» Exercise directions
Select the lines that contain "standardised" and copy each of them.

» Extracted data
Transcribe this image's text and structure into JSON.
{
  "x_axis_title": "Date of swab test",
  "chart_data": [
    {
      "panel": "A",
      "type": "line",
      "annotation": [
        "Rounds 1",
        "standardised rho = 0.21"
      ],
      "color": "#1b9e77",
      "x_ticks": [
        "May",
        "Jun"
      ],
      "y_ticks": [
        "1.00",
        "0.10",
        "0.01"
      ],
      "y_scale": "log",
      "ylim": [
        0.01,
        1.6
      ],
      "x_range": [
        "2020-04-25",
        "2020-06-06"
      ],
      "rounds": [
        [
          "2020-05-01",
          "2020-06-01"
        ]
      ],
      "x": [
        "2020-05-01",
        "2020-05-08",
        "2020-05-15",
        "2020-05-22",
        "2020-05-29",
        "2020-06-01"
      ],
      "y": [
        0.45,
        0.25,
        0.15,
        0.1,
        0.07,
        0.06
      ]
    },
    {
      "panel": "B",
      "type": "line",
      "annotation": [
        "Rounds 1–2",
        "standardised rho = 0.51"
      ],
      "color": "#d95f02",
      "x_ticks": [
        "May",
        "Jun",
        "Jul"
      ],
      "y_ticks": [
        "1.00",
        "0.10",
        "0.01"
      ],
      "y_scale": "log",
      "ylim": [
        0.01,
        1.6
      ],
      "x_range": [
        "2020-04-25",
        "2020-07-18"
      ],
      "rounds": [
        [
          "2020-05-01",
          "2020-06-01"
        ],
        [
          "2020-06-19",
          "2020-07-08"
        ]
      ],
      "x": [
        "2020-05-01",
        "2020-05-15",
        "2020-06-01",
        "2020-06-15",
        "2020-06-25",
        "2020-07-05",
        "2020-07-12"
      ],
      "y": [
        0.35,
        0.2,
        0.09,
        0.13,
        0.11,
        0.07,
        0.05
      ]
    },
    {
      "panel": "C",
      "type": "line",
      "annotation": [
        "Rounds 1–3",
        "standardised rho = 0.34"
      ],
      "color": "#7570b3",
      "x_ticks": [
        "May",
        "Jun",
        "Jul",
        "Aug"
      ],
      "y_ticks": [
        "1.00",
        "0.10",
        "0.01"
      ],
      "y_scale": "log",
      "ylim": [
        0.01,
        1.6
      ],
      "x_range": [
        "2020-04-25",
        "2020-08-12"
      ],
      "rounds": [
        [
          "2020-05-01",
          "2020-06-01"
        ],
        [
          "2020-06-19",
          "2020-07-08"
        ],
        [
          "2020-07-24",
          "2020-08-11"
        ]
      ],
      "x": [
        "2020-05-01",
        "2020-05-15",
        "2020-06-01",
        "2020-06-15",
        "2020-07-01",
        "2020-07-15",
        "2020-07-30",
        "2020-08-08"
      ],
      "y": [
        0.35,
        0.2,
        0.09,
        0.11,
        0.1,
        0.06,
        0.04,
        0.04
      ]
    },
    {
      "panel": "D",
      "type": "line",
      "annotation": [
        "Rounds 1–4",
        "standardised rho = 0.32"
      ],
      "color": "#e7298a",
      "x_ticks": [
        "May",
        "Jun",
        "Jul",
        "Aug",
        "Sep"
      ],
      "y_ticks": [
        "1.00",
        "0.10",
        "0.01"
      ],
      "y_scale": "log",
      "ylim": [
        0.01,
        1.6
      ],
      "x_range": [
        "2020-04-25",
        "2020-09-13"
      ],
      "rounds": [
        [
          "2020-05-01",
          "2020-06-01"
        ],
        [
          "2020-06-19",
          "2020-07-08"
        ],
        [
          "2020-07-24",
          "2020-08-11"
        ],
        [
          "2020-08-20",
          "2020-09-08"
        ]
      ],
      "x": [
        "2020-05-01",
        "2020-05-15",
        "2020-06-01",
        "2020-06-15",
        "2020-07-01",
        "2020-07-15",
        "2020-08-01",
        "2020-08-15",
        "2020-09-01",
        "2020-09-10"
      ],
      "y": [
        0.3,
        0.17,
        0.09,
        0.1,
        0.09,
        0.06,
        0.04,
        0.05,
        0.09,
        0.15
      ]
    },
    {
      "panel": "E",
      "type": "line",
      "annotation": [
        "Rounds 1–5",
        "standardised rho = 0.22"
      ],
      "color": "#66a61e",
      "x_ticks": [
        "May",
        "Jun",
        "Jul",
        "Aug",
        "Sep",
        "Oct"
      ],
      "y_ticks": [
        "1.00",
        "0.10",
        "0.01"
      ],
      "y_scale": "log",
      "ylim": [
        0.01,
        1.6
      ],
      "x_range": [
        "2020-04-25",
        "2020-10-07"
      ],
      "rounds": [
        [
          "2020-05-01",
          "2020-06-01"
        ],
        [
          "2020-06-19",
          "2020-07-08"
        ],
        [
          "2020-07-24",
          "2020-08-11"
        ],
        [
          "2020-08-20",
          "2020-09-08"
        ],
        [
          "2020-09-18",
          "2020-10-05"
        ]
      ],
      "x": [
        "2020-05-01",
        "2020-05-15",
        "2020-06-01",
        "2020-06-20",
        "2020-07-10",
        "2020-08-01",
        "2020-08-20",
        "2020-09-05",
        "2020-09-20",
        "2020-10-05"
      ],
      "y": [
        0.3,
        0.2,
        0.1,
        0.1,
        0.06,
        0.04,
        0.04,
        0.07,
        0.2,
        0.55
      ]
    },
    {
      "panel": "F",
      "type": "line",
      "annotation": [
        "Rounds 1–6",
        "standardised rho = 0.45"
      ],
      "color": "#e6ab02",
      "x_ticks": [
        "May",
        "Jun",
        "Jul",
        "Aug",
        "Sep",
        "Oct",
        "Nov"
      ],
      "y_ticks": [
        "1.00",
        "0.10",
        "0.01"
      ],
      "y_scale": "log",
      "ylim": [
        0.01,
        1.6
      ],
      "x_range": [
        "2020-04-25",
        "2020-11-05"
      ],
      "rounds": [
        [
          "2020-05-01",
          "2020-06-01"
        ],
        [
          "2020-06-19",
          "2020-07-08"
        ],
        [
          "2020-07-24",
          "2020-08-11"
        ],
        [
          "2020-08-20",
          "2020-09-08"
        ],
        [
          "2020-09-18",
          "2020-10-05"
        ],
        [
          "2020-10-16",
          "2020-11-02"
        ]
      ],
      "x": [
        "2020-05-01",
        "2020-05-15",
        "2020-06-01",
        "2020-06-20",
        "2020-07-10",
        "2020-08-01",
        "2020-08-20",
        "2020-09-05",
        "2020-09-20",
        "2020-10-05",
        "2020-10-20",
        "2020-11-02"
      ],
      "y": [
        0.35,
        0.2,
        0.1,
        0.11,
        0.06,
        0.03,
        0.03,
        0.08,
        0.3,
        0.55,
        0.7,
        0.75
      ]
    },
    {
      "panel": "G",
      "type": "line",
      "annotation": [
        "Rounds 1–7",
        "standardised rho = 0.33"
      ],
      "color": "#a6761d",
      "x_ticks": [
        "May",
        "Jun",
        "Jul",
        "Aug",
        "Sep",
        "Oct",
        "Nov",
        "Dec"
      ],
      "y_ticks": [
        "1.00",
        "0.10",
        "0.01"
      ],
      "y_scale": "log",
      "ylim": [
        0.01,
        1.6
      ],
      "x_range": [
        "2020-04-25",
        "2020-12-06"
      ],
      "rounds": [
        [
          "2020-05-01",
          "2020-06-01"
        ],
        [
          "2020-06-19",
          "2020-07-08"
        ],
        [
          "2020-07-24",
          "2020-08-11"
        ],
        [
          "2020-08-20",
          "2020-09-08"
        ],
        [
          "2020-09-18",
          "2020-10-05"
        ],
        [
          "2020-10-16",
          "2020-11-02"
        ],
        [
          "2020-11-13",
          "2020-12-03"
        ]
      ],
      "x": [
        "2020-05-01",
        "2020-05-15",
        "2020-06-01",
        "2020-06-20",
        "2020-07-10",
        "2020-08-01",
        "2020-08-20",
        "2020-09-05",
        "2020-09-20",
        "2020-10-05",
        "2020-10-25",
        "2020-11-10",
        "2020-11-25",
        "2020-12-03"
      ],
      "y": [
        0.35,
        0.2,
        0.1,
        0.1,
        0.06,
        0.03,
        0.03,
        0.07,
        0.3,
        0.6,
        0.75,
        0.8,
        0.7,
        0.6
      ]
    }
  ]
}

» Result of this task
        "standardised rho = 0.21"
        "standardised rho = 0.51"
        "standardised rho = 0.34"
        "standardised rho = 0.32"
        "standardised rho = 0.22"
        "standardised rho = 0.45"
        "standardised rho = 0.33"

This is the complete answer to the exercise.